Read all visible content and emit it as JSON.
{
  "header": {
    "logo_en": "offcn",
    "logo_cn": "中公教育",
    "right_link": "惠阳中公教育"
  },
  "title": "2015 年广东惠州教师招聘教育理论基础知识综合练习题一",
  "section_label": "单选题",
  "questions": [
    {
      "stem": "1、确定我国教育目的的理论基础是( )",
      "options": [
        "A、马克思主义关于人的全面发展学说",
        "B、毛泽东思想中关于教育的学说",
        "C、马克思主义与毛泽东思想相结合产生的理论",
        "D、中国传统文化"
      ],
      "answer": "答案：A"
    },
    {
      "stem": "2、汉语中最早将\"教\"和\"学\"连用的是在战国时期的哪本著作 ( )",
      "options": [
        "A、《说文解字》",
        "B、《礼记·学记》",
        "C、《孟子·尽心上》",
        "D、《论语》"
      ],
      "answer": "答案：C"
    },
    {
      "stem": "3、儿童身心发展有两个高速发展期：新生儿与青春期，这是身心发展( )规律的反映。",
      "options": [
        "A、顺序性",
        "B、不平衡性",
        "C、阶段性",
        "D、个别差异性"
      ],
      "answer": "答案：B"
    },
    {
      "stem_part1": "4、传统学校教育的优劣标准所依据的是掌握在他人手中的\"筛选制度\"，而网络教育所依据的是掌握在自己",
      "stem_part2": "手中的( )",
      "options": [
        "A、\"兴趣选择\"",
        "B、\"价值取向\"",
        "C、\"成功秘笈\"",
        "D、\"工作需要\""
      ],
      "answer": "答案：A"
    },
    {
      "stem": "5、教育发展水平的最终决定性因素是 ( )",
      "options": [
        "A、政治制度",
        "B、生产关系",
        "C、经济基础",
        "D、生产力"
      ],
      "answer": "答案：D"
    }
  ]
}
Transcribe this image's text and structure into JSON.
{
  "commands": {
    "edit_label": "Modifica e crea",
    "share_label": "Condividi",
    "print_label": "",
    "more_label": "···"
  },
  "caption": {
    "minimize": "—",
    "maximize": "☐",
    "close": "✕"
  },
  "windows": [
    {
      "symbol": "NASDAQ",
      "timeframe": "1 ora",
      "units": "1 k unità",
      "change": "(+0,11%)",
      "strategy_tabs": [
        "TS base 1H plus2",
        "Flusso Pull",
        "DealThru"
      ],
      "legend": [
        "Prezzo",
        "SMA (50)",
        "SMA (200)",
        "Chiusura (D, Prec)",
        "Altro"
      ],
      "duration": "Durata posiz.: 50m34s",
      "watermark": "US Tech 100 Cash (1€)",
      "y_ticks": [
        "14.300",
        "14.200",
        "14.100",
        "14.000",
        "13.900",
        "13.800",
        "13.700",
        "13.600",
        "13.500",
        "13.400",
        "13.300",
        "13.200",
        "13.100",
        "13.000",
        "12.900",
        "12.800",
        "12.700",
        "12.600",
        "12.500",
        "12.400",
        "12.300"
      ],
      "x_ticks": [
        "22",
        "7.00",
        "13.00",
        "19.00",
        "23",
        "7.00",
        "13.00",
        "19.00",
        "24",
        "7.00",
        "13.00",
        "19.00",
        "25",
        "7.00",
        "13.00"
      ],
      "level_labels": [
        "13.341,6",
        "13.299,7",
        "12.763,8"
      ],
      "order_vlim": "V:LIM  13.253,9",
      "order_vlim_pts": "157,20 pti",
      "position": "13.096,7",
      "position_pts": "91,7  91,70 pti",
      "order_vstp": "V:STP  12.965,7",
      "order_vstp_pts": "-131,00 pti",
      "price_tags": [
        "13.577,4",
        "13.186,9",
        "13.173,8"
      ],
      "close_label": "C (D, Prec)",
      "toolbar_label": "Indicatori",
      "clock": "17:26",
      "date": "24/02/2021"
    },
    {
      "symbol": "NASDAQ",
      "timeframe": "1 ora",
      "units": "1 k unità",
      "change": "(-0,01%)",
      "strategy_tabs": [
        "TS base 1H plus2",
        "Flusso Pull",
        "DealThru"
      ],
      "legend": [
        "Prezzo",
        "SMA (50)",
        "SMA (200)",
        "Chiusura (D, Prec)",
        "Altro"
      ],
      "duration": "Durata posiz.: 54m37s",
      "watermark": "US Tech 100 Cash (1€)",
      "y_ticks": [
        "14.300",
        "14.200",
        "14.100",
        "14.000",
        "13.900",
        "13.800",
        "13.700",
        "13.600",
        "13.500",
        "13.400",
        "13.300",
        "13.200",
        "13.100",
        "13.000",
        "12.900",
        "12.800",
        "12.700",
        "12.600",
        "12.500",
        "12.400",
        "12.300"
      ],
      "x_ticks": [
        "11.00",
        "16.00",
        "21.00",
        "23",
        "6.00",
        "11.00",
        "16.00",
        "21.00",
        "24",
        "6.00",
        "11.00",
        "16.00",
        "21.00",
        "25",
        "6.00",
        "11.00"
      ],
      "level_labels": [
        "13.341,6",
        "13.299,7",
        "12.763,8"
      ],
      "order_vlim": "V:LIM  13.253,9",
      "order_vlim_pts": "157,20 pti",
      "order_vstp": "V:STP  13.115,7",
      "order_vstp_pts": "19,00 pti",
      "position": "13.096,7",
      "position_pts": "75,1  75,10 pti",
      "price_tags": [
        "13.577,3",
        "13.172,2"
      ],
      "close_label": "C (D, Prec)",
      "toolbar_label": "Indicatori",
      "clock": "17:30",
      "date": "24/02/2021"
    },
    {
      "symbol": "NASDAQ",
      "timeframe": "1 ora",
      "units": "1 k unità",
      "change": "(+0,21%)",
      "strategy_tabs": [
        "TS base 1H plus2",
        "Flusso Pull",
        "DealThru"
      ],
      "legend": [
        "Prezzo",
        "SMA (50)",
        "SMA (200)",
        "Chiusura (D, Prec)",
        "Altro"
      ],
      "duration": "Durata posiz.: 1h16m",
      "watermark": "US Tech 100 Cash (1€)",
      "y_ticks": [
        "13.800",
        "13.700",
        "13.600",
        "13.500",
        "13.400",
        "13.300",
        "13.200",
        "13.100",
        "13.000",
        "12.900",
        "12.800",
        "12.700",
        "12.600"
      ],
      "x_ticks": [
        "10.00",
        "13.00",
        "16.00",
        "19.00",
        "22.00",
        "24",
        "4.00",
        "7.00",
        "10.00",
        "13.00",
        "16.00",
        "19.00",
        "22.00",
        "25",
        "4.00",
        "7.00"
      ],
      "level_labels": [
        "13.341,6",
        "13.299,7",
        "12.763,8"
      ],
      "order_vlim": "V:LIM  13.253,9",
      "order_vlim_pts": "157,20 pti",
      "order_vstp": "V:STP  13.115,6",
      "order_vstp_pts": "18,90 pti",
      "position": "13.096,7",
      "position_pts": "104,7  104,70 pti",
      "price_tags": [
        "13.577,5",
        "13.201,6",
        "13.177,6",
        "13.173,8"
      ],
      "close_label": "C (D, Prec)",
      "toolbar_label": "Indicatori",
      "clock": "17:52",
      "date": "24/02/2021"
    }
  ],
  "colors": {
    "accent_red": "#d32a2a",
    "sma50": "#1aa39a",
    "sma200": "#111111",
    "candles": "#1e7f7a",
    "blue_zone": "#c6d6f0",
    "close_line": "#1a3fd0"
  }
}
************
Your task is to output all of the data above word for word.

Read all visible content and emit it as JSON.
{
  "header": {
    "logo_en": "offcn",
    "logo_cn": "中公教育",
    "right_link": "惠阳中公教育"
  },
  "title": "2015 年广东惠州教师招聘教育理论基础知识综合练习题一",
  "section_label": "单选题",
  "questions": [
    {
      "stem": "1、确定我国教育目的的理论基础是( )",
      "options": [
        "A、马克思主义关于人的全面发展学说",
        "B、毛泽东思想中关于教育的学说",
        "C、马克思主义与毛泽东思想相结合产生的理论",
        "D、中国传统文化"
      ],
      "answer": "答案：A"
    },
    {
      "stem": "2、汉语中最早将\"教\"和\"学\"连用的是在战国时期的哪本著作 ( )",
      "options": [
        "A、《说文解字》",
        "B、《礼记·学记》",
        "C、《孟子·尽心上》",
        "D、《论语》"
      ],
      "answer": "答案：C"
    },
    {
      "stem": "3、儿童身心发展有两个高速发展期：新生儿与青春期，这是身心发展( )规律的反映。",
      "options": [
        "A、顺序性",
        "B、不平衡性",
        "C、阶段性",
        "D、个别差异性"
      ],
      "answer": "答案：B"
    },
    {
      "stem_part1": "4、传统学校教育的优劣标准所依据的是掌握在他人手中的\"筛选制度\"，而网络教育所依据的是掌握在自己",
      "stem_part2": "手中的( )",
      "options": [
        "A、\"兴趣选择\"",
        "B、\"价值取向\"",
        "C、\"成功秘笈\"",
        "D、\"工作需要\""
      ],
      "answer": "答案：A"
    },
    {
      "stem": "5、教育发展水平的最终决定性因素是 ( )",
      "options": [
        "A、政治制度",
        "B、生产关系",
        "C、经济基础",
        "D、生产力"
      ],
      "answer": "答案：D"
    }
  ]
}
Transcribe this image's text and structure into JSON.
{
  "commands": {
    "edit_label": "Modifica e crea",
    "share_label": "Condividi",
    "print_label": "",
    "more_label": "···"
  },
  "caption": {
    "minimize": "—",
    "maximize": "☐",
    "close": "✕"
  },
  "windows": [
    {
      "symbol": "NASDAQ",
      "timeframe": "1 ora",
      "units": "1 k unità",
      "change": "(+0,11%)",
      "strategy_tabs": [
        "TS base 1H plus2",
        "Flusso Pull",
        "DealThru"
      ],
      "legend": [
        "Prezzo",
        "SMA (50)",
        "SMA (200)",
        "Chiusura (D, Prec)",
        "Altro"
      ],
      "duration": "Durata posiz.: 50m34s",
      "watermark": "US Tech 100 Cash (1€)",
      "y_ticks": [
        "14.300",
        "14.200",
        "14.100",
        "14.000",
        "13.900",
        "13.800",
        "13.700",
        "13.600",
        "13.500",
        "13.400",
        "13.300",
        "13.200",
        "13.100",
        "13.000",
        "12.900",
        "12.800",
        "12.700",
        "12.600",
        "12.500",
        "12.400",
        "12.300"
      ],
      "x_ticks": [
        "22",
        "7.00",
        "13.00",
        "19.00",
        "23",
        "7.00",
        "13.00",
        "19.00",
        "24",
        "7.00",
        "13.00",
        "19.00",
        "25",
        "7.00",
        "13.00"
      ],
      "level_labels": [
        "13.341,6",
        "13.299,7",
        "12.763,8"
      ],
      "order_vlim": "V:LIM  13.253,9",
      "order_vlim_pts": "157,20 pti",
      "position": "13.096,7",
      "position_pts": "91,7  91,70 pti",
      "order_vstp": "V:STP  12.965,7",
      "order_vstp_pts": "-131,00 pti",
      "price_tags": [
        "13.577,4",
        "13.186,9",
        "13.173,8"
      ],
      "close_label": "C (D, Prec)",
      "toolbar_label": "Indicatori",
      "clock": "17:26",
      "date": "24/02/2021"
    },
    {
      "symbol": "NASDAQ",
      "timeframe": "1 ora",
      "units": "1 k unità",
      "change": "(-0,01%)",
      "strategy_tabs": [
        "TS base 1H plus2",
        "Flusso Pull",
        "DealThru"
      ],
      "legend": [
        "Prezzo",
        "SMA (50)",
        "SMA (200)",
        "Chiusura (D, Prec)",
        "Altro"
      ],
      "duration": "Durata posiz.: 54m37s",
      "watermark": "US Tech 100 Cash (1€)",
      "y_ticks": [
        "14.300",
        "14.200",
        "14.100",
        "14.000",
        "13.900",
        "13.800",
        "13.700",
        "13.600",
        "13.500",
        "13.400",
        "13.300",
        "13.200",
        "13.100",
        "13.000",
        "12.900",
        "12.800",
        "12.700",
        "12.600",
        "12.500",
        "12.400",
        "12.300"
      ],
      "x_ticks": [
        "11.00",
        "16.00",
        "21.00",
        "23",
        "6.00",
        "11.00",
        "16.00",
        "21.00",
        "24",
        "6.00",
        "11.00",
        "16.00",
        "21.00",
        "25",
        "6.00",
        "11.00"
      ],
      "level_labels": [
        "13.341,6",
        "13.299,7",
        "12.763,8"
      ],
      "order_vlim": "V:LIM  13.253,9",
      "order_vlim_pts": "157,20 pti",
      "order_vstp": "V:STP  13.115,7",
      "order_vstp_pts": "19,00 pti",
      "position": "13.096,7",
      "position_pts": "75,1  75,10 pti",
      "price_tags": [
        "13.577,3",
        "13.172,2"
      ],
      "close_label": "C (D, Prec)",
      "toolbar_label": "Indicatori",
      "clock": "17:30",
      "date": "24/02/2021"
    },
    {
      "symbol": "NASDAQ",
      "timeframe": "1 ora",
      "units": "1 k unità",
      "change": "(+0,21%)",
      "strategy_tabs": [
        "TS base 1H plus2",
        "Flusso Pull",
        "DealThru"
      ],
      "legend": [
        "Prezzo",
        "SMA (50)",
        "SMA (200)",
        "Chiusura (D, Prec)",
        "Altro"
      ],
      "duration": "Durata posiz.: 1h16m",
      "watermark": "US Tech 100 Cash (1€)",
      "y_ticks": [
        "13.800",
        "13.700",
        "13.600",
        "13.500",
        "13.400",
        "13.300",
        "13.200",
        "13.100",
        "13.000",
        "12.900",
        "12.800",
        "12.700",
        "12.600"
      ],
      "x_ticks": [
        "10.00",
        "13.00",
        "16.00",
        "19.00",
        "22.00",
        "24",
        "4.00",
        "7.00",
        "10.00",
        "13.00",
        "16.00",
        "19.00",
        "22.00",
        "25",
        "4.00",
        "7.00"
      ],
      "level_labels": [
        "13.341,6",
        "13.299,7",
        "12.763,8"
      ],
      "order_vlim": "V:LIM  13.253,9",
      "order_vlim_pts": "157,20 pti",
      "order_vstp": "V:STP  13.115,6",
      "order_vstp_pts": "18,90 pti",
      "position": "13.096,7",
      "position_pts": "104,7  104,70 pti",
      "price_tags": [
        "13.577,5",
        "13.201,6",
        "13.177,6",
        "13.173,8"
      ],
      "close_label": "C (D, Prec)",
      "toolbar_label": "Indicatori",
      "clock": "17:52",
      "date": "24/02/2021"
    }
  ],
  "colors": {
    "accent_red": "#d32a2a",
    "sma50": "#1aa39a",
    "sma200": "#111111",
    "candles": "#1e7f7a",
    "blue_zone": "#c6d6f0",
    "close_line": "#1a3fd0"
  }
}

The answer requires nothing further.